EXERCISE DIRECTIONS: Give the listing again in full, exactly as written.

-*-*-

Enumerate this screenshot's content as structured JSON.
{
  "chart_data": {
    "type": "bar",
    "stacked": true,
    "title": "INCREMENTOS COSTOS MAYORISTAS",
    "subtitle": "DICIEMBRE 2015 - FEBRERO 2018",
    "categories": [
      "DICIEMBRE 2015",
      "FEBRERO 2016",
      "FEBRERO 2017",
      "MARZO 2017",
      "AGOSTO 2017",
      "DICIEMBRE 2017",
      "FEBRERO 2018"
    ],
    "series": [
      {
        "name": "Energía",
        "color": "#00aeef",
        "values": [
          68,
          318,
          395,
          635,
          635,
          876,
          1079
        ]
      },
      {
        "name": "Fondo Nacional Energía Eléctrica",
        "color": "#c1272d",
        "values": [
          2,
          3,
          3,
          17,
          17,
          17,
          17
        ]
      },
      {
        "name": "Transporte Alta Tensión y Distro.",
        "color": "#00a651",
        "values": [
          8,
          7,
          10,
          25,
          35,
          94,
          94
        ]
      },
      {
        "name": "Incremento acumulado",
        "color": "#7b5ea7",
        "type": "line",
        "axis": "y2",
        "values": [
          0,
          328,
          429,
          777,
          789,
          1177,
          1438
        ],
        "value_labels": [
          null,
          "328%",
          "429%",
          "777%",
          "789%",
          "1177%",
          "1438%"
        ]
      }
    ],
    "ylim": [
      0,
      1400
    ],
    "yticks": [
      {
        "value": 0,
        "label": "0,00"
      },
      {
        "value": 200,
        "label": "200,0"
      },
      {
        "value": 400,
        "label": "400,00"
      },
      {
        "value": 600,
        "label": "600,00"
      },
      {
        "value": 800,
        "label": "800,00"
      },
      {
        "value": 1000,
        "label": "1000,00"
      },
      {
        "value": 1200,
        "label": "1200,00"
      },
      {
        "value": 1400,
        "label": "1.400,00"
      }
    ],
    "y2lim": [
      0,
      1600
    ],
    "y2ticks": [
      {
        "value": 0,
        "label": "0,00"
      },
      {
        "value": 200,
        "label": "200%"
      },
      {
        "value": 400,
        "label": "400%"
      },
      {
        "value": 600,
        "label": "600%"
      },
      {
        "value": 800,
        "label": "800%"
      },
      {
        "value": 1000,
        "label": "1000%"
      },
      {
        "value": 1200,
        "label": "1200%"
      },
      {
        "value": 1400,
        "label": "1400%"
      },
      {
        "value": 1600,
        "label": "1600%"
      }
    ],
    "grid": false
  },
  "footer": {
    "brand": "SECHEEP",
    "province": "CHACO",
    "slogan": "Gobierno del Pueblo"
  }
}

-*-*-

ANSWER TO THE TASK:
Enumerate this screenshot's content as structured JSON.
{
  "chart_data": {
    "type": "bar",
    "stacked": true,
    "title": "INCREMENTOS COSTOS MAYORISTAS",
    "subtitle": "DICIEMBRE 2015 - FEBRERO 2018",
    "categories": [
      "DICIEMBRE 2015",
      "FEBRERO 2016",
      "FEBRERO 2017",
      "MARZO 2017",
      "AGOSTO 2017",
      "DICIEMBRE 2017",
      "FEBRERO 2018"
    ],
    "series": [
      {
        "name": "Energía",
        "color": "#00aeef",
        "values": [
          68,
          318,
          395,
          635,
          635,
          876,
          1079
        ]
      },
      {
        "name": "Fondo Nacional Energía Eléctrica",
        "color": "#c1272d",
        "values": [
          2,
          3,
          3,
          17,
          17,
          17,
          17
        ]
      },
      {
        "name": "Transporte Alta Tensión y Distro.",
        "color": "#00a651",
        "values": [
          8,
          7,
          10,
          25,
          35,
          94,
          94
        ]
      },
      {
        "name": "Incremento acumulado",
        "color": "#7b5ea7",
        "type": "line",
        "axis": "y2",
        "values": [
          0,
          328,
          429,
          777,
          789,
          1177,
          1438
        ],
        "value_labels": [
          null,
          "328%",
          "429%",
          "777%",
          "789%",
          "1177%",
          "1438%"
        ]
      }
    ],
    "ylim": [
      0,
      1400
    ],
    "yticks": [
      {
        "value": 0,
        "label": "0,00"
      },
      {
        "value": 200,
        "label": "200,0"
      },
      {
        "value": 400,
        "label": "400,00"
      },
      {
        "value": 600,
        "label": "600,00"
      },
      {
        "value": 800,
        "label": "800,00"
      },
      {
        "value": 1000,
        "label": "1000,00"
      },
      {
        "value": 1200,
        "label": "1200,00"
      },
      {
        "value": 1400,
        "label": "1.400,00"
      }
    ],
    "y2lim": [
      0,
      1600
    ],
    "y2ticks": [
      {
        "value": 0,
        "label": "0,00"
      },
      {
        "value": 200,
        "label": "200%"
      },
      {
        "value": 400,
        "label": "400%"
      },
      {
        "value": 600,
        "label": "600%"
      },
      {
        "value": 800,
        "label": "800%"
      },
      {
        "value": 1000,
        "label": "1000%"
      },
      {
        "value": 1200,
        "label": "1200%"
      },
      {
        "value": 1400,
        "label": "1400%"
      },
      {
        "value": 1600,
        "label": "1600%"
      }
    ],
    "grid": false
  },
  "footer": {
    "brand": "SECHEEP",
    "province": "CHACO",
    "slogan": "Gobierno del Pueblo"
  }
}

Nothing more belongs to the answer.